Information shown →
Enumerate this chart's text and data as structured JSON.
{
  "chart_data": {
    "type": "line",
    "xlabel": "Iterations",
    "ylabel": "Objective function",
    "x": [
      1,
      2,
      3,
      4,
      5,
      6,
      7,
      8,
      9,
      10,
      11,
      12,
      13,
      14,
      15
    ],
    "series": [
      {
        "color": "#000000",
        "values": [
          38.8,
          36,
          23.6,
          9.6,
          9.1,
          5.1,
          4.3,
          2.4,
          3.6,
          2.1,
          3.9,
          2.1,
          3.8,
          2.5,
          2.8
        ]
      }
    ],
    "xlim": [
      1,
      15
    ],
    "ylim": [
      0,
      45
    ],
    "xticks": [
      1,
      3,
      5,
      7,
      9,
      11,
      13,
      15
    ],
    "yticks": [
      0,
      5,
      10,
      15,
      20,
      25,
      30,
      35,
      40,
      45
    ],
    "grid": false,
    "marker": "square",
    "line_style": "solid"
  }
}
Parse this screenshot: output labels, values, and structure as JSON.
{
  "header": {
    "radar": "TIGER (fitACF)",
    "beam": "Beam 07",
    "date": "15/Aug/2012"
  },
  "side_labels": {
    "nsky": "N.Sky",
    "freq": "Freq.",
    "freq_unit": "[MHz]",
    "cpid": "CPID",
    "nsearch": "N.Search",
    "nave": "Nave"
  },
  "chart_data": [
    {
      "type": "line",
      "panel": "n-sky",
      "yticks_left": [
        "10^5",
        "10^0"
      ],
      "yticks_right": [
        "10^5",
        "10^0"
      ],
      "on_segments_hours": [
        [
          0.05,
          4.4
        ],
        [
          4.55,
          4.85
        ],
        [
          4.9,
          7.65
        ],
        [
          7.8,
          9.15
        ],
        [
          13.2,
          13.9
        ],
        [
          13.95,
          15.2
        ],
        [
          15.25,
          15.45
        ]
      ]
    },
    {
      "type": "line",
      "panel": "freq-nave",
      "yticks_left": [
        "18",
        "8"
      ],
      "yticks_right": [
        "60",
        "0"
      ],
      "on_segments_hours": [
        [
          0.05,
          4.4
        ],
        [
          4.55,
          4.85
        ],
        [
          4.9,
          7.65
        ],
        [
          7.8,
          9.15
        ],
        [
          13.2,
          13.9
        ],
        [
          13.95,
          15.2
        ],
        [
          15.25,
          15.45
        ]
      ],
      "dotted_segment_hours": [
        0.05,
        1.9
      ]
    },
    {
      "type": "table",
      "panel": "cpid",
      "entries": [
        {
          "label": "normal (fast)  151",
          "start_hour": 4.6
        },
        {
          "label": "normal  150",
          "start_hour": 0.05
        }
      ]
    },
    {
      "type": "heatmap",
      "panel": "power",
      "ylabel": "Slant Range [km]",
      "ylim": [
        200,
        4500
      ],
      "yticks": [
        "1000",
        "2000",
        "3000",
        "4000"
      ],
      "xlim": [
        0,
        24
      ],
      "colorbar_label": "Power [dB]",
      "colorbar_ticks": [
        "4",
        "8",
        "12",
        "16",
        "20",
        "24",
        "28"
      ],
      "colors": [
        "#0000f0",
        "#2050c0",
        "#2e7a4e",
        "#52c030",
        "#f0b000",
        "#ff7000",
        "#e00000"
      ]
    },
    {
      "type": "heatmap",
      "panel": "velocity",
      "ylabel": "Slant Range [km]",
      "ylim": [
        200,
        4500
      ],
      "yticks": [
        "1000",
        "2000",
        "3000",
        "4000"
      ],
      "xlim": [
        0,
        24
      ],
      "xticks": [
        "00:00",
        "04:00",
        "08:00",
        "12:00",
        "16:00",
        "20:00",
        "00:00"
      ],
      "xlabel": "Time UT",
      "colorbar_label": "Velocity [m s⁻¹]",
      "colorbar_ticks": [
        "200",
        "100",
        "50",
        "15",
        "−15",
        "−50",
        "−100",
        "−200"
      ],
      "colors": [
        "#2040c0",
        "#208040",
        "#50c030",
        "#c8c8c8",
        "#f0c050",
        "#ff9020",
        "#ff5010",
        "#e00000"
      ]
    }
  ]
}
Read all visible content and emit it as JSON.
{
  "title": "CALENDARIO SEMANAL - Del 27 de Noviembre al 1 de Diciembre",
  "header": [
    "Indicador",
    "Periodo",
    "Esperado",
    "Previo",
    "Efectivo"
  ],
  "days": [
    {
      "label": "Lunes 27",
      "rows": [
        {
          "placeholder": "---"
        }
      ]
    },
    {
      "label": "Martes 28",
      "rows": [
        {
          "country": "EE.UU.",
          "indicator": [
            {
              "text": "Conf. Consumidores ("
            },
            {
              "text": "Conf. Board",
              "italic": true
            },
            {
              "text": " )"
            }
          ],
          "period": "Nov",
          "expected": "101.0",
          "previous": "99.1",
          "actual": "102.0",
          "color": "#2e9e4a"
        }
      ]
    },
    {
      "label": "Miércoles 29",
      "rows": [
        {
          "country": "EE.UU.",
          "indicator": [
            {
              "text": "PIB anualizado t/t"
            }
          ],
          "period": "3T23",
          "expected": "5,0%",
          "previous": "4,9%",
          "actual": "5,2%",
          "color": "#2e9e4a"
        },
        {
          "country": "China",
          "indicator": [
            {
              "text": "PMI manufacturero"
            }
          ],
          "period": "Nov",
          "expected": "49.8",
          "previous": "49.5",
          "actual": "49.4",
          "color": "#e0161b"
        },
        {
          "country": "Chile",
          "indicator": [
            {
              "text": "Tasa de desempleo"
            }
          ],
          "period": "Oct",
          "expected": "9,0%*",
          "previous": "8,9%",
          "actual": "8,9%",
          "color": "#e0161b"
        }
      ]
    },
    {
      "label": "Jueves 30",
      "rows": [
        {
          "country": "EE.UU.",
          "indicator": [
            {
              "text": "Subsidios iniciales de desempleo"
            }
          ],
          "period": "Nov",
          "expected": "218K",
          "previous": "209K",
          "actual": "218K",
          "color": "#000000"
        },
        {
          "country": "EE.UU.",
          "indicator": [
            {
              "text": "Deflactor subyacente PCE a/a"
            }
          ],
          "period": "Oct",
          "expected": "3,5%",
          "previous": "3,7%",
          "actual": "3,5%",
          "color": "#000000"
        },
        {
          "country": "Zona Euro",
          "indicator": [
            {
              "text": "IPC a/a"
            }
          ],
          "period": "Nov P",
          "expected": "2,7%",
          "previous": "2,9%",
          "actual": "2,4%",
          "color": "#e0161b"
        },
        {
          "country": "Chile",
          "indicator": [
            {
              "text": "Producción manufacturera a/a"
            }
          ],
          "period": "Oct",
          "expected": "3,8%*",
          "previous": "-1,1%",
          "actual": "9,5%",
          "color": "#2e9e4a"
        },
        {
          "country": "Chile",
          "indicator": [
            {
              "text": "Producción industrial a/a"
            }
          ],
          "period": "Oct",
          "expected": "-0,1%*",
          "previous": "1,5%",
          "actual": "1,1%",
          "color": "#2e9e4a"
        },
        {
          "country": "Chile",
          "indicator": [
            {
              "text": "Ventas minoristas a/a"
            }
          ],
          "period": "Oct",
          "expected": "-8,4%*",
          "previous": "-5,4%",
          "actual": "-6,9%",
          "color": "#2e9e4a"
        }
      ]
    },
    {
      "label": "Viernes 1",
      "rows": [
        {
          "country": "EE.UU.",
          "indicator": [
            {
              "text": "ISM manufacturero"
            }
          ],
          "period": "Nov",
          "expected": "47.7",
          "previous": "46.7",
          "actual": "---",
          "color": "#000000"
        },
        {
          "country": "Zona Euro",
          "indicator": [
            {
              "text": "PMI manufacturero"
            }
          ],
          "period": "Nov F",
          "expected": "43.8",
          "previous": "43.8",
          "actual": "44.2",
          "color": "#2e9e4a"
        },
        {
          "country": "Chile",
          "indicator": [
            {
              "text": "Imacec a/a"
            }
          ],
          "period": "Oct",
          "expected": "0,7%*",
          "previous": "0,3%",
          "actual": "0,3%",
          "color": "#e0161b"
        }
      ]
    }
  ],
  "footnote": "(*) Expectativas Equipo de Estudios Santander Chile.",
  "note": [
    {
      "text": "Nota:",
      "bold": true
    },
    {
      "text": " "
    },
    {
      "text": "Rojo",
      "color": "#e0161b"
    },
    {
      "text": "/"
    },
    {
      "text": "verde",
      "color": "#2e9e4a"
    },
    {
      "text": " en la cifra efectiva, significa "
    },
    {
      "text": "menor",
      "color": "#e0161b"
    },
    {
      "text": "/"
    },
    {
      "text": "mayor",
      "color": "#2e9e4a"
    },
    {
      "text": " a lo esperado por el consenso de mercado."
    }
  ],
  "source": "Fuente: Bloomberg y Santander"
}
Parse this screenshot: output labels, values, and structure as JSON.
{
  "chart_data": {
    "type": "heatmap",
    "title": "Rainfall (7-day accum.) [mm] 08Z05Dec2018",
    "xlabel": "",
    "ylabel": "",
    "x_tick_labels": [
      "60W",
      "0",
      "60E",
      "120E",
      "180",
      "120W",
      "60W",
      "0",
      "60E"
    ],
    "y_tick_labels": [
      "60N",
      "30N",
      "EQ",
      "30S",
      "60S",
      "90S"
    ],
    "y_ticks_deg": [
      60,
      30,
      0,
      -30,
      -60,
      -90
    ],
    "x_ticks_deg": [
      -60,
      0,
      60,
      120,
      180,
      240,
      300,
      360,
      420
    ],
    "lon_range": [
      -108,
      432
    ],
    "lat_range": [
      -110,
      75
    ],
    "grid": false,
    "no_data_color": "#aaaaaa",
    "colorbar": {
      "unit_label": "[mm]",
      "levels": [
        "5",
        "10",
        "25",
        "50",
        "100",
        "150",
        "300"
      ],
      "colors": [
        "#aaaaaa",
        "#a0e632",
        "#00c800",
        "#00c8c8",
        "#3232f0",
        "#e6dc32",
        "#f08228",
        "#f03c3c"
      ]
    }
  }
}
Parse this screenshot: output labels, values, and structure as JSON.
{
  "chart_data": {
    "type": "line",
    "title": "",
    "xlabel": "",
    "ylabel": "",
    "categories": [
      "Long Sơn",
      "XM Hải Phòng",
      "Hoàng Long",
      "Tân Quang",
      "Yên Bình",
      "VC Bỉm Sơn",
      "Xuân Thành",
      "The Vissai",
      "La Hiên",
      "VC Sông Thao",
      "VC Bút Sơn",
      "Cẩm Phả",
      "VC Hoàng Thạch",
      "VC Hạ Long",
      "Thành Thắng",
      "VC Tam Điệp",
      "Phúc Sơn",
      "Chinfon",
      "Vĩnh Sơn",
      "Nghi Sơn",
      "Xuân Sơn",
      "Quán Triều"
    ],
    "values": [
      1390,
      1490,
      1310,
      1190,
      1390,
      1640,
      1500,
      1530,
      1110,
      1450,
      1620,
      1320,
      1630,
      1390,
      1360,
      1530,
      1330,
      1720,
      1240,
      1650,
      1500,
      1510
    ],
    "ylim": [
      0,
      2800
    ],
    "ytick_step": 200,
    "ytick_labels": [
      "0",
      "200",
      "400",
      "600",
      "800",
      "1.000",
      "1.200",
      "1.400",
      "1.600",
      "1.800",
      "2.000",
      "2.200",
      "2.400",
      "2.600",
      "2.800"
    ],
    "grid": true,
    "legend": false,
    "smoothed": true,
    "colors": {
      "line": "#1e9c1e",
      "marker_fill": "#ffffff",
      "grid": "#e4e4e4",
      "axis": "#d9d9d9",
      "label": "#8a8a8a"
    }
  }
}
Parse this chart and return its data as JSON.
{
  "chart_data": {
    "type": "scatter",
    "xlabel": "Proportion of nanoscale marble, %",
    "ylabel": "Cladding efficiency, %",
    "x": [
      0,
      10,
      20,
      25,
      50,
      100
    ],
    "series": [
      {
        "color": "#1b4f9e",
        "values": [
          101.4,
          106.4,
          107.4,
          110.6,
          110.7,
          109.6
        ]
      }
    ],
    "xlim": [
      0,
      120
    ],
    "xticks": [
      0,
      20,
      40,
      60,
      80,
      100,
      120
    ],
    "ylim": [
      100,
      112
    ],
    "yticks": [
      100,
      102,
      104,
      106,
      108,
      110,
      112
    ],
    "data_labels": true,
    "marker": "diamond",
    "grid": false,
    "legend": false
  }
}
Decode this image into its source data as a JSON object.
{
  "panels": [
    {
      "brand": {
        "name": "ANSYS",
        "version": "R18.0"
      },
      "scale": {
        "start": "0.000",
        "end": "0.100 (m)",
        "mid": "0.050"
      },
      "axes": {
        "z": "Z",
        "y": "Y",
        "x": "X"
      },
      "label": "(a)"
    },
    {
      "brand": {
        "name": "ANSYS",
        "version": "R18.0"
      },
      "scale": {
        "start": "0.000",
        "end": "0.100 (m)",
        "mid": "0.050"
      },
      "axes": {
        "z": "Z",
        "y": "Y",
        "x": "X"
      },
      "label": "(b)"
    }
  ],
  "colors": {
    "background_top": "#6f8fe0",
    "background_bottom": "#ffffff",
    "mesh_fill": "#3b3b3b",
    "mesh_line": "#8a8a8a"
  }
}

What to produce → From the line holding "Parse this chart and return its data as JSON." through the last line above, reproduce each line exactly and add nothing.

Written answer →
Parse this chart and return its data as JSON.
{
  "chart_data": {
    "type": "scatter",
    "xlabel": "Proportion of nanoscale marble, %",
    "ylabel": "Cladding efficiency, %",
    "x": [
      0,
      10,
      20,
      25,
      50,
      100
    ],
    "series": [
      {
        "color": "#1b4f9e",
        "values": [
          101.4,
          106.4,
          107.4,
          110.6,
          110.7,
          109.6
        ]
      }
    ],
    "xlim": [
      0,
      120
    ],
    "xticks": [
      0,
      20,
      40,
      60,
      80,
      100,
      120
    ],
    "ylim": [
      100,
      112
    ],
    "yticks": [
      100,
      102,
      104,
      106,
      108,
      110,
      112
    ],
    "data_labels": true,
    "marker": "diamond",
    "grid": false,
    "legend": false
  }
}
Decode this image into its source data as a JSON object.
{
  "panels": [
    {
      "brand": {
        "name": "ANSYS",
        "version": "R18.0"
      },
      "scale": {
        "start": "0.000",
        "end": "0.100 (m)",
        "mid": "0.050"
      },
      "axes": {
        "z": "Z",
        "y": "Y",
        "x": "X"
      },
      "label": "(a)"
    },
    {
      "brand": {
        "name": "ANSYS",
        "version": "R18.0"
      },
      "scale": {
        "start": "0.000",
        "end": "0.100 (m)",
        "mid": "0.050"
      },
      "axes": {
        "z": "Z",
        "y": "Y",
        "x": "X"
      },
      "label": "(b)"
    }
  ],
  "colors": {
    "background_top": "#6f8fe0",
    "background_bottom": "#ffffff",
    "mesh_fill": "#3b3b3b",
    "mesh_line": "#8a8a8a"
  }
}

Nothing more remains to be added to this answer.